#### Your goal:
Please copy the listing below word for word, from its first line through the line that contains "- y-tick-label: 100000: [39, 492, 90, 508]", inclusive.

#### Given data:
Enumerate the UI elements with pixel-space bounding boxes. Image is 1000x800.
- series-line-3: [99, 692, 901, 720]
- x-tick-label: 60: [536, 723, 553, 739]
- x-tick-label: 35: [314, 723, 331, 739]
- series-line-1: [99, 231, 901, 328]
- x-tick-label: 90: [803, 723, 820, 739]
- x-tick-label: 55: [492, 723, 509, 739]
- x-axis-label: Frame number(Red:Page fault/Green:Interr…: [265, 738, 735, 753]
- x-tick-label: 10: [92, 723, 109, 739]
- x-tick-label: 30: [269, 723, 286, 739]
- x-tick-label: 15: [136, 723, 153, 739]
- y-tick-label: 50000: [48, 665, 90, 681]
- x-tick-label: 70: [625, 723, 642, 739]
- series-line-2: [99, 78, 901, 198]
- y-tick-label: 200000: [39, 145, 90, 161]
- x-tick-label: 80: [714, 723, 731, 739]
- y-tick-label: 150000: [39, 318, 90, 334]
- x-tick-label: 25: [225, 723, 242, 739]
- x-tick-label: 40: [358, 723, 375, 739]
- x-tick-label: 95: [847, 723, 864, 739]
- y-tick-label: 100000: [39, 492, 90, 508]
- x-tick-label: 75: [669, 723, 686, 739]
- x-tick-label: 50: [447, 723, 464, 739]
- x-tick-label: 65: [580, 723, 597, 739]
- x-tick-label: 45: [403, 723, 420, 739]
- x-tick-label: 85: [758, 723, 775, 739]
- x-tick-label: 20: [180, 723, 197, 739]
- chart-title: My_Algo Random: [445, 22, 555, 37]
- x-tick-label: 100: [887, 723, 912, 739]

#### Correct output:
Enumerate the UI elements with pixel-space bounding boxes. Image is 1000x800.
- series-line-3: [99, 692, 901, 720]
- x-tick-label: 60: [536, 723, 553, 739]
- x-tick-label: 35: [314, 723, 331, 739]
- series-line-1: [99, 231, 901, 328]
- x-tick-label: 90: [803, 723, 820, 739]
- x-tick-label: 55: [492, 723, 509, 739]
- x-axis-label: Frame number(Red:Page fault/Green:Interr…: [265, 738, 735, 753]
- x-tick-label: 10: [92, 723, 109, 739]
- x-tick-label: 30: [269, 723, 286, 739]
- x-tick-label: 15: [136, 723, 153, 739]
- y-tick-label: 50000: [48, 665, 90, 681]
- x-tick-label: 70: [625, 723, 642, 739]
- series-line-2: [99, 78, 901, 198]
- y-tick-label: 200000: [39, 145, 90, 161]
- x-tick-label: 80: [714, 723, 731, 739]
- y-tick-label: 150000: [39, 318, 90, 334]
- x-tick-label: 25: [225, 723, 242, 739]
- x-tick-label: 40: [358, 723, 375, 739]
- x-tick-label: 95: [847, 723, 864, 739]
- y-tick-label: 100000: [39, 492, 90, 508]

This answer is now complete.